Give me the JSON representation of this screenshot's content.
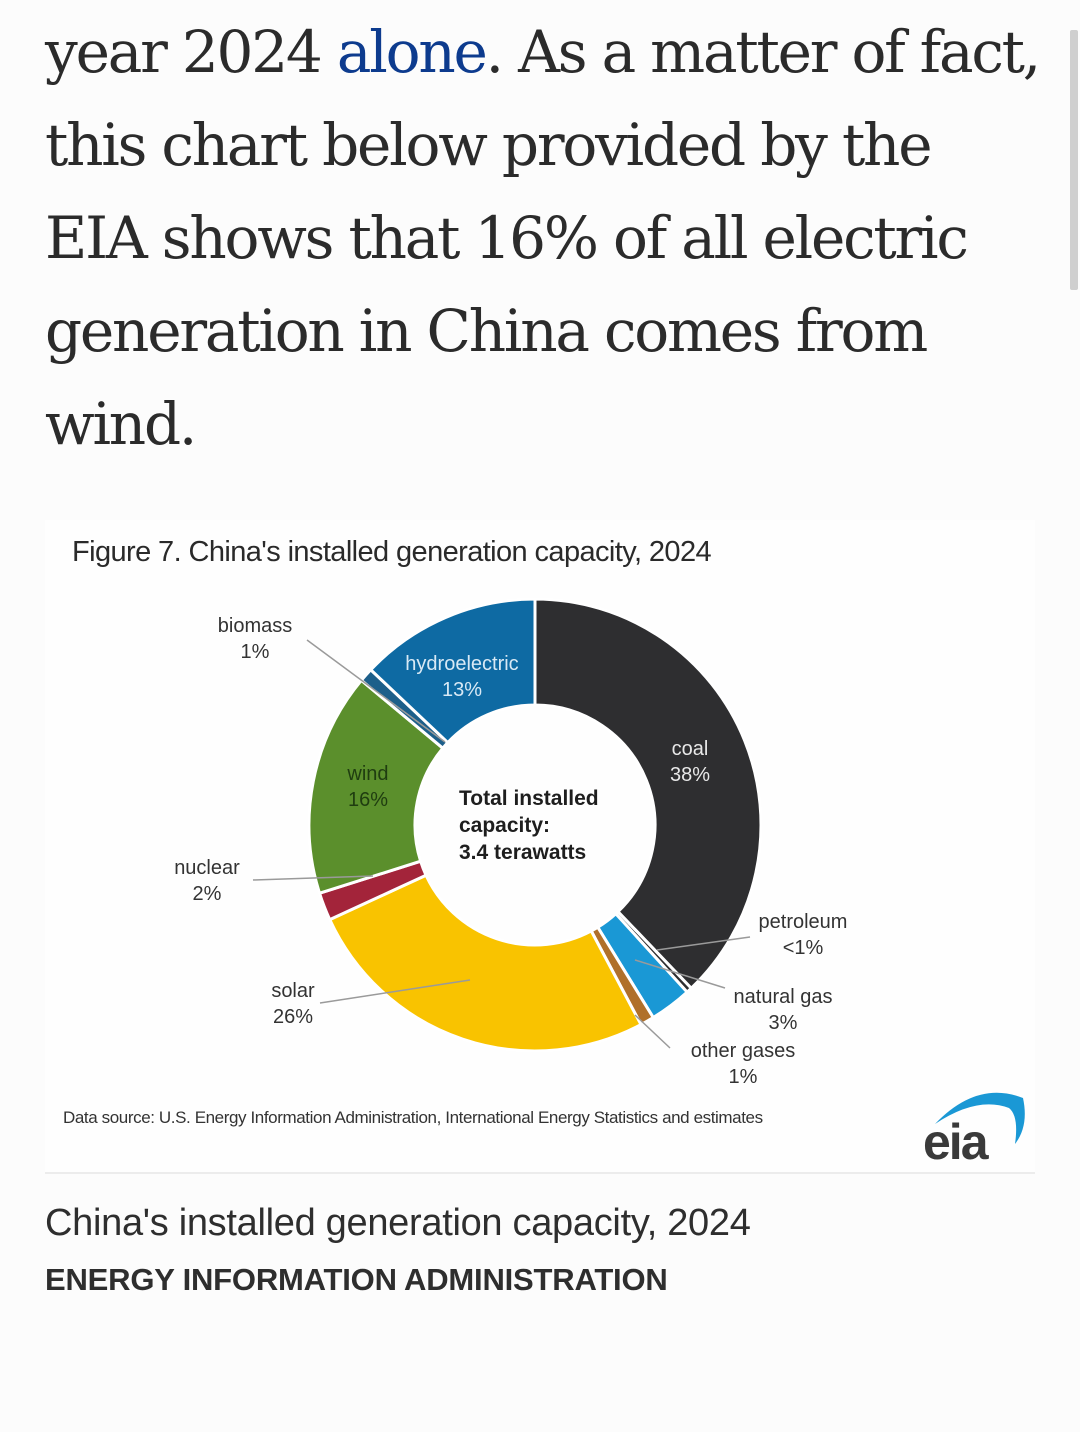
{
  "article": {
    "text_before_link": "year 2024 ",
    "link_text": "alone",
    "text_after_link": ". As a matter of fact, this chart below provided by the EIA shows that 16% of all electric generation in China comes from wind."
  },
  "figure": {
    "source": "Data source: U.S. Energy Information Administration, International Energy Statistics and estimates",
    "logo_text": "eia",
    "caption": "China's installed generation capacity, 2024",
    "credit": "ENERGY INFORMATION ADMINISTRATION"
  },
  "chart_data": {
    "type": "pie",
    "subtype": "donut",
    "title": "Figure 7. China's installed generation capacity, 2024",
    "center_label": [
      "Total installed",
      "capacity:",
      "3.4 terawatts"
    ],
    "unit": "percent",
    "slices": [
      {
        "name": "coal",
        "label": "38%",
        "value": 38,
        "color": "#2e2e30"
      },
      {
        "name": "petroleum",
        "label": "<1%",
        "value": 0.4,
        "color": "#2e2e30"
      },
      {
        "name": "natural gas",
        "label": "3%",
        "value": 3,
        "color": "#1a98d5"
      },
      {
        "name": "other gases",
        "label": "1%",
        "value": 1,
        "color": "#b0702a"
      },
      {
        "name": "solar",
        "label": "26%",
        "value": 26,
        "color": "#f9c300"
      },
      {
        "name": "nuclear",
        "label": "2%",
        "value": 2,
        "color": "#a3243a"
      },
      {
        "name": "wind",
        "label": "16%",
        "value": 16,
        "color": "#5b8f2c"
      },
      {
        "name": "biomass",
        "label": "1%",
        "value": 1,
        "color": "#1d5f8a"
      },
      {
        "name": "hydroelectric",
        "label": "13%",
        "value": 13,
        "color": "#0e6aa3"
      }
    ]
  }
}
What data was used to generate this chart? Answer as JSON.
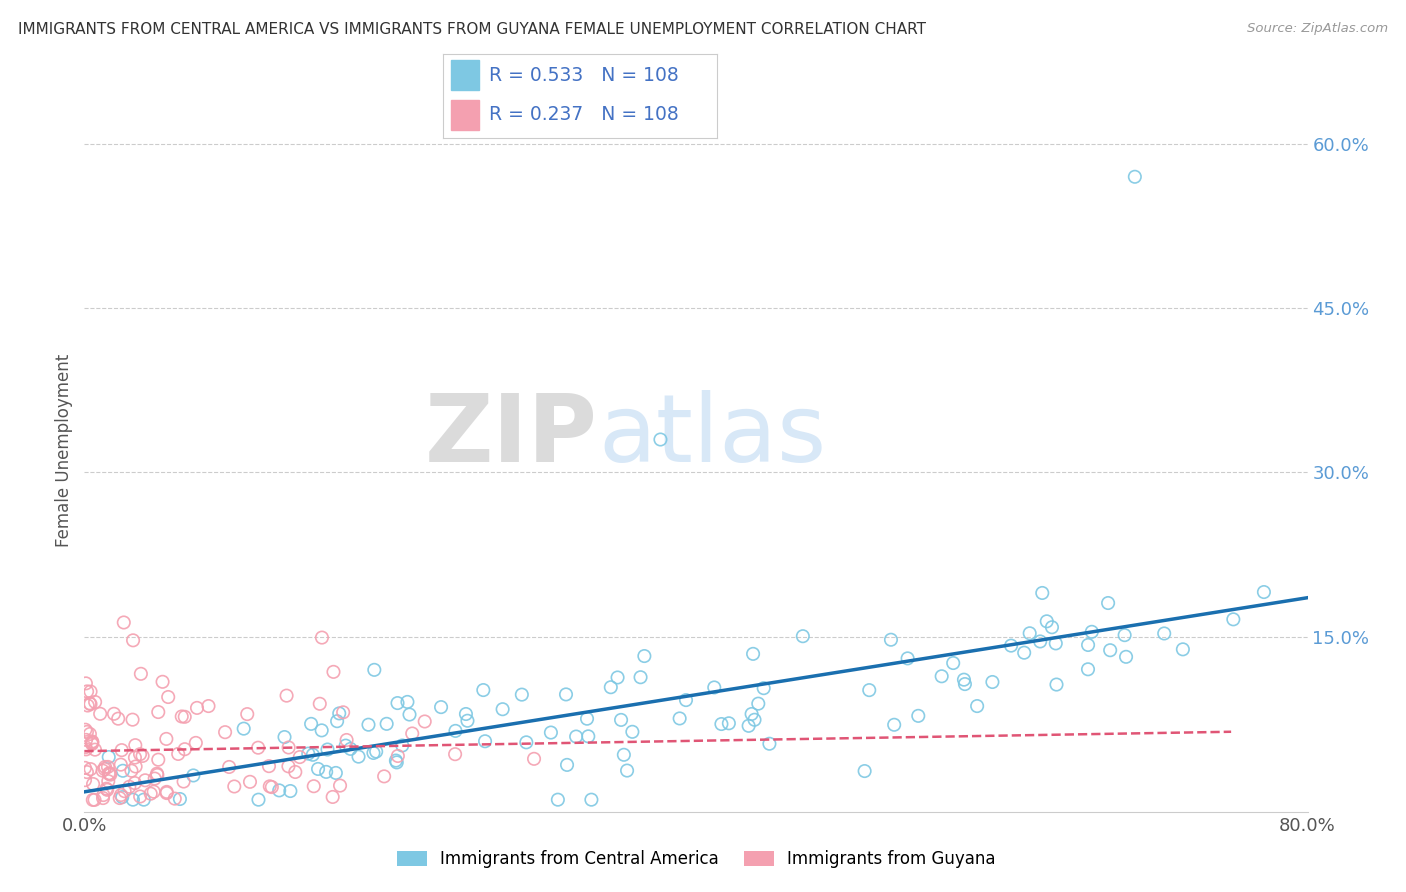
{
  "title": "IMMIGRANTS FROM CENTRAL AMERICA VS IMMIGRANTS FROM GUYANA FEMALE UNEMPLOYMENT CORRELATION CHART",
  "source": "Source: ZipAtlas.com",
  "ylabel": "Female Unemployment",
  "x_min": 0.0,
  "x_max": 0.8,
  "y_min": -0.01,
  "y_max": 0.65,
  "y_ticks_right": [
    0.15,
    0.3,
    0.45,
    0.6
  ],
  "y_tick_labels_right": [
    "15.0%",
    "30.0%",
    "45.0%",
    "60.0%"
  ],
  "R_blue": 0.533,
  "N_blue": 108,
  "R_pink": 0.237,
  "N_pink": 108,
  "legend_label_blue": "Immigrants from Central America",
  "legend_label_pink": "Immigrants from Guyana",
  "dot_color_blue": "#7ec8e3",
  "dot_color_pink": "#f4a0b0",
  "line_color_blue": "#1a6faf",
  "line_color_pink": "#e05575",
  "watermark_zip": "ZIP",
  "watermark_atlas": "atlas",
  "background_color": "#ffffff",
  "grid_color": "#cccccc"
}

++++++++++

Exercise objective - Repeat the line containing "What data was" and every line after it up to the end of the material above, exactly as they stand, minus the pictures.

Response to this exercise -
What data was used to generate this chart? Answer as JSON.
{
  "title": "IMMIGRANTS FROM CENTRAL AMERICA VS IMMIGRANTS FROM GUYANA FEMALE UNEMPLOYMENT CORRELATION CHART",
  "source": "Source: ZipAtlas.com",
  "ylabel": "Female Unemployment",
  "x_min": 0.0,
  "x_max": 0.8,
  "y_min": -0.01,
  "y_max": 0.65,
  "y_ticks_right": [
    0.15,
    0.3,
    0.45,
    0.6
  ],
  "y_tick_labels_right": [
    "15.0%",
    "30.0%",
    "45.0%",
    "60.0%"
  ],
  "R_blue": 0.533,
  "N_blue": 108,
  "R_pink": 0.237,
  "N_pink": 108,
  "legend_label_blue": "Immigrants from Central America",
  "legend_label_pink": "Immigrants from Guyana",
  "dot_color_blue": "#7ec8e3",
  "dot_color_pink": "#f4a0b0",
  "line_color_blue": "#1a6faf",
  "line_color_pink": "#e05575",
  "watermark_zip": "ZIP",
  "watermark_atlas": "atlas",
  "background_color": "#ffffff",
  "grid_color": "#cccccc"
}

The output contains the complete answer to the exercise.